Input data »
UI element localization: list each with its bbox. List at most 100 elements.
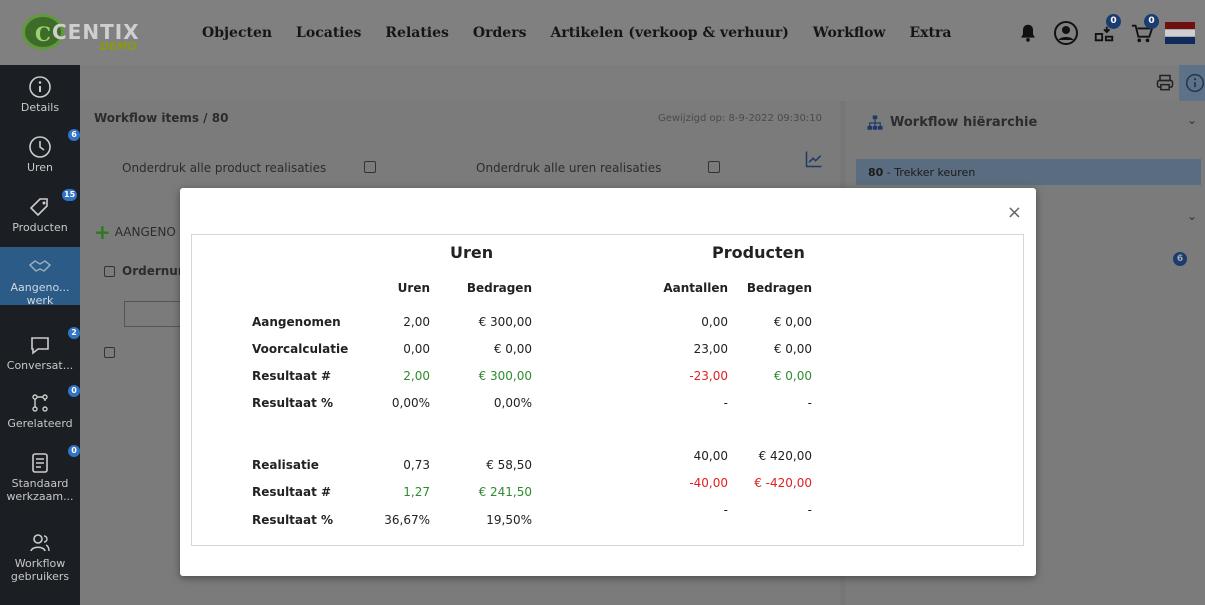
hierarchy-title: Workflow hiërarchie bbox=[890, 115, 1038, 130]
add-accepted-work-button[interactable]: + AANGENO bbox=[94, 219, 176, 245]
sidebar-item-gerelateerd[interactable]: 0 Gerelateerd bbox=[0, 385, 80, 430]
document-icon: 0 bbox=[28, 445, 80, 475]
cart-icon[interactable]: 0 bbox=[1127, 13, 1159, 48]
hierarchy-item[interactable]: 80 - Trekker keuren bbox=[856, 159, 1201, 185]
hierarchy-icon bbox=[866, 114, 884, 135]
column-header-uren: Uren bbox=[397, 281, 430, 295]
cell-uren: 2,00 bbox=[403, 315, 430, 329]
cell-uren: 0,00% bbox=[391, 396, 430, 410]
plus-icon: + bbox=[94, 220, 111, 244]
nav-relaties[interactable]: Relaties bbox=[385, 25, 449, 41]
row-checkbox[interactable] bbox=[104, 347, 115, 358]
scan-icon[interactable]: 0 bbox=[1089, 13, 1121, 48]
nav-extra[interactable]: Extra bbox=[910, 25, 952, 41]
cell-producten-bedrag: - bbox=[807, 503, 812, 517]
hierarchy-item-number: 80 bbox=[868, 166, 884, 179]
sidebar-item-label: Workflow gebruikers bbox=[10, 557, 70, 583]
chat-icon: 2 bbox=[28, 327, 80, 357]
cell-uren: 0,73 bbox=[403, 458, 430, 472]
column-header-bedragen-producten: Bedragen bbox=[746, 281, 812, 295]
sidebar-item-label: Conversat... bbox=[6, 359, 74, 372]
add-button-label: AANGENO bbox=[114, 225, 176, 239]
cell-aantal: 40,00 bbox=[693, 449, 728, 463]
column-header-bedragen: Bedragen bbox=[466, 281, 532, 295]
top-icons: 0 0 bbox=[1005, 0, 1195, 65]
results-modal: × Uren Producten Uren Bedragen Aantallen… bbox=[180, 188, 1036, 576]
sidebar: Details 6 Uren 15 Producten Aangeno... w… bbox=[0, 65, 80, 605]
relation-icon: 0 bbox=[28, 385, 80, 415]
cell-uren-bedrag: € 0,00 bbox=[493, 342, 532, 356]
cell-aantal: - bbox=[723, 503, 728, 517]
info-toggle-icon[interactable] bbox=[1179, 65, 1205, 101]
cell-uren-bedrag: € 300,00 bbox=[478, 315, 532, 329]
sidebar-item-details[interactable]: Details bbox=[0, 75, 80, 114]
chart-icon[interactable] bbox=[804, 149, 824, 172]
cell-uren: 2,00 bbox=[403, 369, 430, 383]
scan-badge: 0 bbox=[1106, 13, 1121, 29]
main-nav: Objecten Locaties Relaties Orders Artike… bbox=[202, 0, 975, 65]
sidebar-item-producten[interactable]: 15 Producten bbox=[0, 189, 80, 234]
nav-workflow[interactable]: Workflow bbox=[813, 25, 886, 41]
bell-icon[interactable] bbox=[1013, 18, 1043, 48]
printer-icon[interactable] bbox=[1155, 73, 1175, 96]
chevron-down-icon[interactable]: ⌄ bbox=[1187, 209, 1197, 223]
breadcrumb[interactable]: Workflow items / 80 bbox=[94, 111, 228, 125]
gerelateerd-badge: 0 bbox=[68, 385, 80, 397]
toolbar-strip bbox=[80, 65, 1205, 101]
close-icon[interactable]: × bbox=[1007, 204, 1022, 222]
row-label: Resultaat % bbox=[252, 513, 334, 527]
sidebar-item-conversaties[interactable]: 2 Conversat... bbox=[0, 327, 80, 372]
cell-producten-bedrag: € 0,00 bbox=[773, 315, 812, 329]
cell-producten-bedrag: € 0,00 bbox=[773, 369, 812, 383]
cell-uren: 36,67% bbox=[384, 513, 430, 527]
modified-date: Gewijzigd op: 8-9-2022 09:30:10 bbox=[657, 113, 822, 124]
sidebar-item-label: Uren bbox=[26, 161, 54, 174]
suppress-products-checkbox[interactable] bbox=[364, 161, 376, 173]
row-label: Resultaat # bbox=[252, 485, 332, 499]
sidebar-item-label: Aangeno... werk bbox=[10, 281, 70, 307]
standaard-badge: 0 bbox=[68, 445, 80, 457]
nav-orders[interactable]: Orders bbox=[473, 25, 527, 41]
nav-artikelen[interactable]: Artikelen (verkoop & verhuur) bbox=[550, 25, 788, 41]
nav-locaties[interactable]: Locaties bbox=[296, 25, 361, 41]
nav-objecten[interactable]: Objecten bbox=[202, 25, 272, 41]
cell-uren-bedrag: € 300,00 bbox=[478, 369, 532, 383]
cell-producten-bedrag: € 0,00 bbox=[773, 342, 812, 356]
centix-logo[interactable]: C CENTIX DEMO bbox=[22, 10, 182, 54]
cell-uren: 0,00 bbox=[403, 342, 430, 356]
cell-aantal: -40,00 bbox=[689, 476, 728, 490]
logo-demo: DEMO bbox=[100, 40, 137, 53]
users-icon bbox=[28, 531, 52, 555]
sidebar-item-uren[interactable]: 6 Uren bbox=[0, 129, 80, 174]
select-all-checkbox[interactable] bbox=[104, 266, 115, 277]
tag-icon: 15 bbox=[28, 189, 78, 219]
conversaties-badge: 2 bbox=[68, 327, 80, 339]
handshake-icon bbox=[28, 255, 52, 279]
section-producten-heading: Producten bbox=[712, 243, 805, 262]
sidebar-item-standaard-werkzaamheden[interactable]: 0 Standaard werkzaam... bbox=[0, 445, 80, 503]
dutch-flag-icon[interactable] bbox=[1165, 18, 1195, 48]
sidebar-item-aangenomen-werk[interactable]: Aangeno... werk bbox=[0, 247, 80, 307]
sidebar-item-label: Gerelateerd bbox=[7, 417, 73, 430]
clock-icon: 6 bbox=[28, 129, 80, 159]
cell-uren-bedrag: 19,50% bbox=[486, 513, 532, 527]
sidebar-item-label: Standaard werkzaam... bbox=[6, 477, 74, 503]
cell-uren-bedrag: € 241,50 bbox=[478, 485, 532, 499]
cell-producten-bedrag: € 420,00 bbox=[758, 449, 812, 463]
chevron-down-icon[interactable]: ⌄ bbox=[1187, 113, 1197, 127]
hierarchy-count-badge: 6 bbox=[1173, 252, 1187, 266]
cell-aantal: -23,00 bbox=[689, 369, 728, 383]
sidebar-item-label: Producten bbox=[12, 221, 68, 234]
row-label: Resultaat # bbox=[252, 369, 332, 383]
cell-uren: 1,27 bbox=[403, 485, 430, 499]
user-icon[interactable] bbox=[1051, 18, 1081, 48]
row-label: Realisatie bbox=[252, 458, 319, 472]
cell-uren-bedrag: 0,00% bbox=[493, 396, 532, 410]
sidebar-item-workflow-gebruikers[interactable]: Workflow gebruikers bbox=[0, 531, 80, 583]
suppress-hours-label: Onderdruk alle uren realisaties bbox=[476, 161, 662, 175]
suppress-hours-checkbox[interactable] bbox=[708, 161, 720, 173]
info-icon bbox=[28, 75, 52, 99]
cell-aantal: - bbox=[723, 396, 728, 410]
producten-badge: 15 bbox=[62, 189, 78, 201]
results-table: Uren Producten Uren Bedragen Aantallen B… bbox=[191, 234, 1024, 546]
* * *
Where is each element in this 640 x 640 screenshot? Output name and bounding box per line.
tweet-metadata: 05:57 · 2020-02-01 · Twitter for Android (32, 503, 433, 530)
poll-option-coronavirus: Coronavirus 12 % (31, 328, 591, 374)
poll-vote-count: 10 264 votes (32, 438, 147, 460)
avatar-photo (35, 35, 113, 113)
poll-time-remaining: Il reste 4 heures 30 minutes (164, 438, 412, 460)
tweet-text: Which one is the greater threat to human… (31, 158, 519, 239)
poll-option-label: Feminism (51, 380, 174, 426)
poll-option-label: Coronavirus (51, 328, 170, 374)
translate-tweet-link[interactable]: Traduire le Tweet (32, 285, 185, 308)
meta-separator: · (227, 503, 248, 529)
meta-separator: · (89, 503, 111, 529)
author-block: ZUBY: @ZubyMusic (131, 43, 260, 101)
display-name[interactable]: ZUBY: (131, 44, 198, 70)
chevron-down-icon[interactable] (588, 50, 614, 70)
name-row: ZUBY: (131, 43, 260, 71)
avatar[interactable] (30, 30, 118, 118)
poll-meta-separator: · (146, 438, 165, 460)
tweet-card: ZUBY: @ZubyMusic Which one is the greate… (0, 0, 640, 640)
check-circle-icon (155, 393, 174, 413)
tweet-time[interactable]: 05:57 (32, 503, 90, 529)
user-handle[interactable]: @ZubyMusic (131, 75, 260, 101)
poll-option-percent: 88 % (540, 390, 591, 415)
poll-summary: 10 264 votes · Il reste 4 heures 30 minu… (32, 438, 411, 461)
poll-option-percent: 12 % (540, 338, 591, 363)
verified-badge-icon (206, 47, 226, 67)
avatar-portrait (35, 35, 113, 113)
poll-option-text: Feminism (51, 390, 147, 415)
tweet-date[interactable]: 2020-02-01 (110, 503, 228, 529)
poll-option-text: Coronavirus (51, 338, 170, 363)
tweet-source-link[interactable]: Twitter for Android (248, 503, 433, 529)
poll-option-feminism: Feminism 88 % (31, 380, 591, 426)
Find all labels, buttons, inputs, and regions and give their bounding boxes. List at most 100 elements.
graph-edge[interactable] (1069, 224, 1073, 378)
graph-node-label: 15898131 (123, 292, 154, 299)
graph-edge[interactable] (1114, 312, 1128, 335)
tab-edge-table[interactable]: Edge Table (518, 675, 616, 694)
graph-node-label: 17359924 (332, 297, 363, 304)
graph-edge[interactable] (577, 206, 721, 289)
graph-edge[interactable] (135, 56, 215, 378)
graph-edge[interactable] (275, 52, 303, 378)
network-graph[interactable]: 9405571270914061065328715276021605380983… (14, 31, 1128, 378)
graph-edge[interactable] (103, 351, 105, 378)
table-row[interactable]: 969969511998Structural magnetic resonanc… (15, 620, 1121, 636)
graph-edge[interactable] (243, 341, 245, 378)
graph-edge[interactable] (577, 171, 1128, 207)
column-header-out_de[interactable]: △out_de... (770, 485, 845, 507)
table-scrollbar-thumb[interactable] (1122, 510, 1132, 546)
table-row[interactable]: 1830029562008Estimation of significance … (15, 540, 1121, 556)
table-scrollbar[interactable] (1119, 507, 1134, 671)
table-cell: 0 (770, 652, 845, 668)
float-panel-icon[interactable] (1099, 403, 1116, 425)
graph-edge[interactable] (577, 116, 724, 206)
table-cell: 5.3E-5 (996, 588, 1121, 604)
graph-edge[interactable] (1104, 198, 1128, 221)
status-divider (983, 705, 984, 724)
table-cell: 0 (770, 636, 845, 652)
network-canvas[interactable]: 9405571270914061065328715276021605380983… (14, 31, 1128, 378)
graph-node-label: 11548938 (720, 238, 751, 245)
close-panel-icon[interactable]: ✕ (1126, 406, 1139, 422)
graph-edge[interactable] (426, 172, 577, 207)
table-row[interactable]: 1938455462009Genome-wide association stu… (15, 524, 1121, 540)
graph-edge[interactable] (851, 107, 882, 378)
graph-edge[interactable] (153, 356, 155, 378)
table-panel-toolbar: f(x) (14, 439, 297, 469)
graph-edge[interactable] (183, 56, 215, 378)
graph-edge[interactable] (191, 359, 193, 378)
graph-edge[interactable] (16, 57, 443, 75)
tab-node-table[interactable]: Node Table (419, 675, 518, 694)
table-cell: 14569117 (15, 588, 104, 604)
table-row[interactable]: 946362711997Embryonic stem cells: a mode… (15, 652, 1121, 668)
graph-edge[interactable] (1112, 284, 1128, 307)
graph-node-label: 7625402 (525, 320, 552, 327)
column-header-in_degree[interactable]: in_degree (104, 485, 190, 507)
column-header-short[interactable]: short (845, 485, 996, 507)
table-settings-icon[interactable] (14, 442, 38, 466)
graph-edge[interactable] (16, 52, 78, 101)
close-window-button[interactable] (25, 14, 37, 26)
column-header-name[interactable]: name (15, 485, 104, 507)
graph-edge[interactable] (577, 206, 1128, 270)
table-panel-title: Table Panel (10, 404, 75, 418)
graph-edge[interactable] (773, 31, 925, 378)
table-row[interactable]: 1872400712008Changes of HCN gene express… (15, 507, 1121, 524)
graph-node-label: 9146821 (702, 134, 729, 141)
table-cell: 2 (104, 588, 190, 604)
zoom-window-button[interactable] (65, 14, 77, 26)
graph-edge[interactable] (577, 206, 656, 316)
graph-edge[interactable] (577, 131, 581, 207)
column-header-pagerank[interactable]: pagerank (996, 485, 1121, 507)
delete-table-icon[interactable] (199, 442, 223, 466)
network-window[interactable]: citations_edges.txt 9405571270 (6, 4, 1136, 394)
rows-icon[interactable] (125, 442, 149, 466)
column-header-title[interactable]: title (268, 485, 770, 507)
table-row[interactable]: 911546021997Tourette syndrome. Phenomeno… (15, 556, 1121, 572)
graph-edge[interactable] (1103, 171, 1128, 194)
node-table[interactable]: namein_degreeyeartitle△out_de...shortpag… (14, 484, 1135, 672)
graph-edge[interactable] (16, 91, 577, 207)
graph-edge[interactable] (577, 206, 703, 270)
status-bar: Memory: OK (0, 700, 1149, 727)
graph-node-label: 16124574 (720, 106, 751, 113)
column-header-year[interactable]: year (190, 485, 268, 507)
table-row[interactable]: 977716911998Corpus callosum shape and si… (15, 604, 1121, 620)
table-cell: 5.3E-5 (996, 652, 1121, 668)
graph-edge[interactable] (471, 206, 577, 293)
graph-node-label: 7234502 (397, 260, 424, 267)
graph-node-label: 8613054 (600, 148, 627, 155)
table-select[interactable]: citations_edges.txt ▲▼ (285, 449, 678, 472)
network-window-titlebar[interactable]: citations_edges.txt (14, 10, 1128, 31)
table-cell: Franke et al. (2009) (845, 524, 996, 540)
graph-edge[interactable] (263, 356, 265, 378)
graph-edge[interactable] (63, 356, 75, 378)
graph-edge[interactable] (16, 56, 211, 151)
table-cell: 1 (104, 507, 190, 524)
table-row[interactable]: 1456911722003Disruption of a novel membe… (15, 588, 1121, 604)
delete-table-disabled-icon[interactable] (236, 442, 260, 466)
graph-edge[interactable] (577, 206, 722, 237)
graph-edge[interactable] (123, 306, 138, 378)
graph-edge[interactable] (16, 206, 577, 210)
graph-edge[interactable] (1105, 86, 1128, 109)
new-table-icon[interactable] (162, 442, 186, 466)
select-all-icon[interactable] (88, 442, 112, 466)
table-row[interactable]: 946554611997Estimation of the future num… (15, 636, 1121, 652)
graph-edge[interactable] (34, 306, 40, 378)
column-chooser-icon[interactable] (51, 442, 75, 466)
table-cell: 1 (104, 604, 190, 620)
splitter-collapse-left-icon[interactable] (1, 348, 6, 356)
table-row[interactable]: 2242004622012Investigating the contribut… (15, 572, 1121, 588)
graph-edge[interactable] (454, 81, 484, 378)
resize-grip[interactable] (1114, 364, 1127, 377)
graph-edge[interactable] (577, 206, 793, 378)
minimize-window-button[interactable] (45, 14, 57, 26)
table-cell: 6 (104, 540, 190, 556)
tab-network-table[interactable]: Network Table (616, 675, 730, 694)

Problem details »
Which lines hold the word "suppress"? Copy each of them from the records.

Written response »
suppress-products-checkbox[interactable] bbox=[364, 161, 376, 173]
suppress-hours-label: Onderdruk alle uren realisaties bbox=[476, 161, 662, 175]
suppress-hours-checkbox[interactable] bbox=[708, 161, 720, 173]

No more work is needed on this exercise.